* Records supplied *
━━━━━━━━━━

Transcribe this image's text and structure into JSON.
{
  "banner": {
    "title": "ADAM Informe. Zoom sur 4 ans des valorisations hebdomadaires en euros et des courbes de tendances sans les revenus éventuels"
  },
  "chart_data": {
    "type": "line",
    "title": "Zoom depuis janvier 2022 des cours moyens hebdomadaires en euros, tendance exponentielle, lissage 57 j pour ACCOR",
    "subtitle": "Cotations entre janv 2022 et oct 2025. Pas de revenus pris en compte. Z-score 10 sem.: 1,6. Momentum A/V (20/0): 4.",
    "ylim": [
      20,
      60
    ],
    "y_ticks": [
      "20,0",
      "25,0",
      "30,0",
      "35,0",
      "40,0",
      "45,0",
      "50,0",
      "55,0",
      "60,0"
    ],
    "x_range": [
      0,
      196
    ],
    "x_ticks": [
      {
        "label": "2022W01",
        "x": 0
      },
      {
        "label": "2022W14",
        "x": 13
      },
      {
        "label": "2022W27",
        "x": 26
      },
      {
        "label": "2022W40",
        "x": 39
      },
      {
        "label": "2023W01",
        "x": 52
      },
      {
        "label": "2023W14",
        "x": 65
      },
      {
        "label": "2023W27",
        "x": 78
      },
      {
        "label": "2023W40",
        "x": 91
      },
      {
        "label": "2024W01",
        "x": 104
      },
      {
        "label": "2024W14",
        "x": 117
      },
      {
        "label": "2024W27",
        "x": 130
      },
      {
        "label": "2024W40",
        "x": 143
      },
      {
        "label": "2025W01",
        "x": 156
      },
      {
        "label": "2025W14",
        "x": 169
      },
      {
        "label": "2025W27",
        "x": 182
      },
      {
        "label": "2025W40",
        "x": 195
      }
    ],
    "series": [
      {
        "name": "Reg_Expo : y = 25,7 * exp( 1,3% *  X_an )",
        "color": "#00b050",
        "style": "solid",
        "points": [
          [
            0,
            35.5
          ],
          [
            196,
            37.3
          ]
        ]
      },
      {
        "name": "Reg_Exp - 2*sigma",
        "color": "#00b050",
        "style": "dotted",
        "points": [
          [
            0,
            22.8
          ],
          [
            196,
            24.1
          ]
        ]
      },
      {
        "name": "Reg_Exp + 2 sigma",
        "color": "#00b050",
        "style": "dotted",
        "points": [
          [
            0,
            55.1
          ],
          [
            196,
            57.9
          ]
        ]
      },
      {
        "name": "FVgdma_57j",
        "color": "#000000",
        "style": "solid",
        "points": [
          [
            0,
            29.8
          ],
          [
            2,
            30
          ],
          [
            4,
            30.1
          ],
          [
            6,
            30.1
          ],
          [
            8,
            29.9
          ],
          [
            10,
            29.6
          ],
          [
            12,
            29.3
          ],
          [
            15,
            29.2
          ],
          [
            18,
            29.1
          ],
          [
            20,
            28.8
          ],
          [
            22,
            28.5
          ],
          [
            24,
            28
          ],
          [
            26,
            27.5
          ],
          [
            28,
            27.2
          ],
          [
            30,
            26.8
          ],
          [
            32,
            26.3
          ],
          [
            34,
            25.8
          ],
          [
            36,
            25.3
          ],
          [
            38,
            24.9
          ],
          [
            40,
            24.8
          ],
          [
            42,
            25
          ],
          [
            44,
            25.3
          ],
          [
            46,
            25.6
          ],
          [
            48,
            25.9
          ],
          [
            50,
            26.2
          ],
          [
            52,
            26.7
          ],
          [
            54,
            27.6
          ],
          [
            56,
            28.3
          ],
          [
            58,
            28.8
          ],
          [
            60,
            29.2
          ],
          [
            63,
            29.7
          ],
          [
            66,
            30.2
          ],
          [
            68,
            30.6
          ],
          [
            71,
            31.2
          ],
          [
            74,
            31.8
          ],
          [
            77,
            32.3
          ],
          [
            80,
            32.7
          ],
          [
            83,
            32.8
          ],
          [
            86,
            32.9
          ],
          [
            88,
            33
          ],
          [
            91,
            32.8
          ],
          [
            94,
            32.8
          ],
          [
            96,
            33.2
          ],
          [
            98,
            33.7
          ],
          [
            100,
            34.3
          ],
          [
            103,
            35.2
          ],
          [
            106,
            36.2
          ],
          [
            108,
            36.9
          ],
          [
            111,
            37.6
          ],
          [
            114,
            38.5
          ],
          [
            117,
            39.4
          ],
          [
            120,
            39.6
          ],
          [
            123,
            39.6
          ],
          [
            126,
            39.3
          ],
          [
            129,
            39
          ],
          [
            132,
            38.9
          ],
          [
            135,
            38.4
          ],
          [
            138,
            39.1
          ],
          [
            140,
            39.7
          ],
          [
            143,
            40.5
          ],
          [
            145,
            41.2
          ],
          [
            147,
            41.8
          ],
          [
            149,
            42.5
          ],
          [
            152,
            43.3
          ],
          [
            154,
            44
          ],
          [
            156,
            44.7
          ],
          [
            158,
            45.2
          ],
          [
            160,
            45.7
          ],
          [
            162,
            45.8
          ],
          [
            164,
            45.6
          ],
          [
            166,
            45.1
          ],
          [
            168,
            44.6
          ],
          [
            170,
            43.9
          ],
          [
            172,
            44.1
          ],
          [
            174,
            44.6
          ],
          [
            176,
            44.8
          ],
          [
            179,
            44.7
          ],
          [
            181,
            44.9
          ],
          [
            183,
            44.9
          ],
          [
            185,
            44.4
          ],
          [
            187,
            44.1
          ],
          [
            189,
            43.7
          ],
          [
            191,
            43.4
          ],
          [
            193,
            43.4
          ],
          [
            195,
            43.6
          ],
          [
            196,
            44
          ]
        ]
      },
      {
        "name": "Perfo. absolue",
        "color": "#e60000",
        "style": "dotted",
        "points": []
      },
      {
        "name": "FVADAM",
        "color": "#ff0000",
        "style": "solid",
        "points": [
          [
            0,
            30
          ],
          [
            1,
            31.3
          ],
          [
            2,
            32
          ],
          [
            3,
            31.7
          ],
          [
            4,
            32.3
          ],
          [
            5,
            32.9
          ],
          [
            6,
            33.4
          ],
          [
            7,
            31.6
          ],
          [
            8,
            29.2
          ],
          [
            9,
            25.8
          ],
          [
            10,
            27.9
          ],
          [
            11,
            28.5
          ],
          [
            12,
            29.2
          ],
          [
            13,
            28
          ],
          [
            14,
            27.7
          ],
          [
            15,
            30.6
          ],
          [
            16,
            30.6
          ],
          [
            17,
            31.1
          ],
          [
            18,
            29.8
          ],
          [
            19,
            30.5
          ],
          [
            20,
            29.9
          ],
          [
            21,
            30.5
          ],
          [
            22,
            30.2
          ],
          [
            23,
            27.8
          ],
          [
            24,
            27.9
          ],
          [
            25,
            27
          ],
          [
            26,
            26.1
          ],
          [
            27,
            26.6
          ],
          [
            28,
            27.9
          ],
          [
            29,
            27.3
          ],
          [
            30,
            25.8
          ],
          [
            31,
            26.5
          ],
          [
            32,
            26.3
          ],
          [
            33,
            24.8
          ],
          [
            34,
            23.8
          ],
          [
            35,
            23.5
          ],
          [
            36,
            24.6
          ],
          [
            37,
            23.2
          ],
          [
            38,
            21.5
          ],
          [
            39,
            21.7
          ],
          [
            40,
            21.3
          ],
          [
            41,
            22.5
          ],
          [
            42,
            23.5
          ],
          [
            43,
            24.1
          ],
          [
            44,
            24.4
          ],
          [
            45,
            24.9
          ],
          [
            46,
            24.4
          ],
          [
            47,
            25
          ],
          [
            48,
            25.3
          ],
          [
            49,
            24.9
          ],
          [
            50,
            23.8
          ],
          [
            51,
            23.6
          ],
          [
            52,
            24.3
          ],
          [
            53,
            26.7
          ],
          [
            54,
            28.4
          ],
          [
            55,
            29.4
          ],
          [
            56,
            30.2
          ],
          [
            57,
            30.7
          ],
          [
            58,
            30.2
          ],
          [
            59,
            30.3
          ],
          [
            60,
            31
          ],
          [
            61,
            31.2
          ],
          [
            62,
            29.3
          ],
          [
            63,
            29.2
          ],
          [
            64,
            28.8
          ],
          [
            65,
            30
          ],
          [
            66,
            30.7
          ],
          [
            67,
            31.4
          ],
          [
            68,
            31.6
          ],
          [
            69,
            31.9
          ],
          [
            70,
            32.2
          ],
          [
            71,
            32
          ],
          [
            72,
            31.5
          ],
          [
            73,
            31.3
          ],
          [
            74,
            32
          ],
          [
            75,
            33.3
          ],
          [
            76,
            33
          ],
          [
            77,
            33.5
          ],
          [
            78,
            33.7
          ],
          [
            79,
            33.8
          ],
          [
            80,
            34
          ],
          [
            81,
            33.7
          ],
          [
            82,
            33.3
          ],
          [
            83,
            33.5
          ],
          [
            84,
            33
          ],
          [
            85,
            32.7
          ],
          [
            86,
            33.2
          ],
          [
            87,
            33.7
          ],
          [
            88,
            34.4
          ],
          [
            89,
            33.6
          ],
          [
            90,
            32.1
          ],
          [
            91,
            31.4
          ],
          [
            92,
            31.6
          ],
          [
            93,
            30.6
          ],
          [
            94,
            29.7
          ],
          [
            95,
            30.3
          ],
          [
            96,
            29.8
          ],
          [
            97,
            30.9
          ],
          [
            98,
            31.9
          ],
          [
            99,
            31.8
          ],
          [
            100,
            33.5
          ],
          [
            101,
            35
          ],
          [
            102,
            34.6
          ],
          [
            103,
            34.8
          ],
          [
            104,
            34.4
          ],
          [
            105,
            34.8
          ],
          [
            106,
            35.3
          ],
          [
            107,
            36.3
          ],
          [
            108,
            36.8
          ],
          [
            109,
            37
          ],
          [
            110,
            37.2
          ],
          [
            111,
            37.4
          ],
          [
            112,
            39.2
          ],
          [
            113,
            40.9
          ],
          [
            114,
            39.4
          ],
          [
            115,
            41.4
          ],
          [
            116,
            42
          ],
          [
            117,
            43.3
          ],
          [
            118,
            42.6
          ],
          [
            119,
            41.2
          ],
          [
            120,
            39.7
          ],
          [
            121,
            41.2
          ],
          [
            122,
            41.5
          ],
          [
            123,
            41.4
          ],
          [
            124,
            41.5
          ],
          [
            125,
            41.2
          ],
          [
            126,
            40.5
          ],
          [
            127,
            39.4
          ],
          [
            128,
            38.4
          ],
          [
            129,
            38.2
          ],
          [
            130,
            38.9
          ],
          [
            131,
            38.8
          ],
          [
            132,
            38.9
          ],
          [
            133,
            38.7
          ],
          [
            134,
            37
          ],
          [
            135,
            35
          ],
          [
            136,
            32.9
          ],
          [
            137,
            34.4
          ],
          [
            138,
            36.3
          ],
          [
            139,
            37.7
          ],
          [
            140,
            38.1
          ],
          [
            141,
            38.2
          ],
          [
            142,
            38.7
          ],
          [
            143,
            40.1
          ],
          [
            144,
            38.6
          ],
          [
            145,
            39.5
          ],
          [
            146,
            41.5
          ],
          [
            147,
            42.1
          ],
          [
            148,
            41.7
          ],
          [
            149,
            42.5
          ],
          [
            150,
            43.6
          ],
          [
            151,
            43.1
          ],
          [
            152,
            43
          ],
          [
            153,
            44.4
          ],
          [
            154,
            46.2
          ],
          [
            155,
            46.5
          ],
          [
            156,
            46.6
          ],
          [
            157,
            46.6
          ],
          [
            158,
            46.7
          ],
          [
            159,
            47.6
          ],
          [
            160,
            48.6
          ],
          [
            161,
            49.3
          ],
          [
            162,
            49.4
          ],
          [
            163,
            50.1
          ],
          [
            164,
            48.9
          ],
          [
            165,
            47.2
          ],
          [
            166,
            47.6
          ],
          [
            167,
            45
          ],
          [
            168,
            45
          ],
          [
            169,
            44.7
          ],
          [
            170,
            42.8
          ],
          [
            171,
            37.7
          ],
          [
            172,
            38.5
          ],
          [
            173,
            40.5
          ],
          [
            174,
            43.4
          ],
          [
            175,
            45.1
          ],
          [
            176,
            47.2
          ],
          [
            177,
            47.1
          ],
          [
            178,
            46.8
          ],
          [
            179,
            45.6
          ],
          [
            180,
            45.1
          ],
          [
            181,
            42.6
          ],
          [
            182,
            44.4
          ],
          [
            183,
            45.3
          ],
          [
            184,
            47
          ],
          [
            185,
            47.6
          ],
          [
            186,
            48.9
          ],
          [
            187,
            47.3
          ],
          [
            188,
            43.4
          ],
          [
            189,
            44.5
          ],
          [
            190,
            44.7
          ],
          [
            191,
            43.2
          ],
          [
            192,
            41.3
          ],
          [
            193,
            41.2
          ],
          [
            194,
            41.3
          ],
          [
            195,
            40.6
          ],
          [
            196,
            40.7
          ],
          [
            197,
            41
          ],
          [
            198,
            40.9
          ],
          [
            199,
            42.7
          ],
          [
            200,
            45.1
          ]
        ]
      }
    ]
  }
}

━━━━━━━━━━

* Problem to solve *
List each line of the entries that holds the string "hebdomadaires".

* Solution for this exercise *
    "title": "ADAM Informe. Zoom sur 4 ans des valorisations hebdomadaires en euros et des courbes de tendances sans les revenus éventuels"
    "title": "Zoom depuis janvier 2022 des cours moyens hebdomadaires en euros, tendance exponentielle, lissage 57 j pour ACCOR",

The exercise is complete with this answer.